_SUPPLIED MATERIAL_
• • • • • • •

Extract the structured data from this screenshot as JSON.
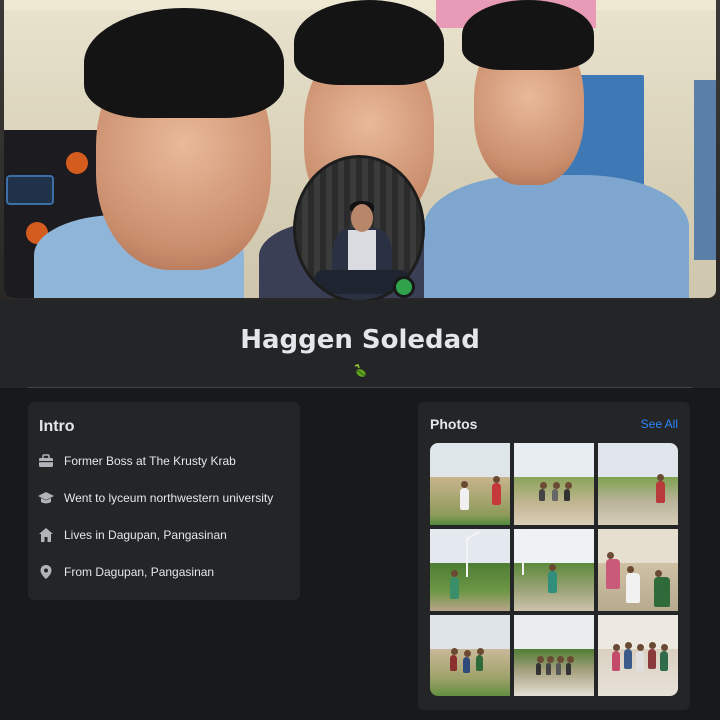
{
  "profile": {
    "name": "Haggen Soledad",
    "online": true
  },
  "intro": {
    "title": "Intro",
    "items": [
      {
        "icon": "briefcase-icon",
        "text": "Former Boss at The Krusty Krab"
      },
      {
        "icon": "graduation-cap-icon",
        "text": "Went to lyceum northwestern university"
      },
      {
        "icon": "home-icon",
        "text": "Lives in Dagupan, Pangasinan"
      },
      {
        "icon": "location-pin-icon",
        "text": "From Dagupan, Pangasinan"
      }
    ]
  },
  "photos": {
    "title": "Photos",
    "see_all": "See All",
    "count": 9
  },
  "colors": {
    "background": "#18191a",
    "card": "#242526",
    "link": "#2d88ff",
    "online": "#31a24c",
    "text": "#e4e6eb"
  }
}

• • • • • • •

_SET TASK_
Images do not belong in the copy; reproduce all other parts of the records above verbatim.

_EXERCISE OUTPUT_
Extract the structured data from this screenshot as JSON.
{
  "profile": {
    "name": "Haggen Soledad",
    "online": true
  },
  "intro": {
    "title": "Intro",
    "items": [
      {
        "icon": "briefcase-icon",
        "text": "Former Boss at The Krusty Krab"
      },
      {
        "icon": "graduation-cap-icon",
        "text": "Went to lyceum northwestern university"
      },
      {
        "icon": "home-icon",
        "text": "Lives in Dagupan, Pangasinan"
      },
      {
        "icon": "location-pin-icon",
        "text": "From Dagupan, Pangasinan"
      }
    ]
  },
  "photos": {
    "title": "Photos",
    "see_all": "See All",
    "count": 9
  },
  "colors": {
    "background": "#18191a",
    "card": "#242526",
    "link": "#2d88ff",
    "online": "#31a24c",
    "text": "#e4e6eb"
  }
}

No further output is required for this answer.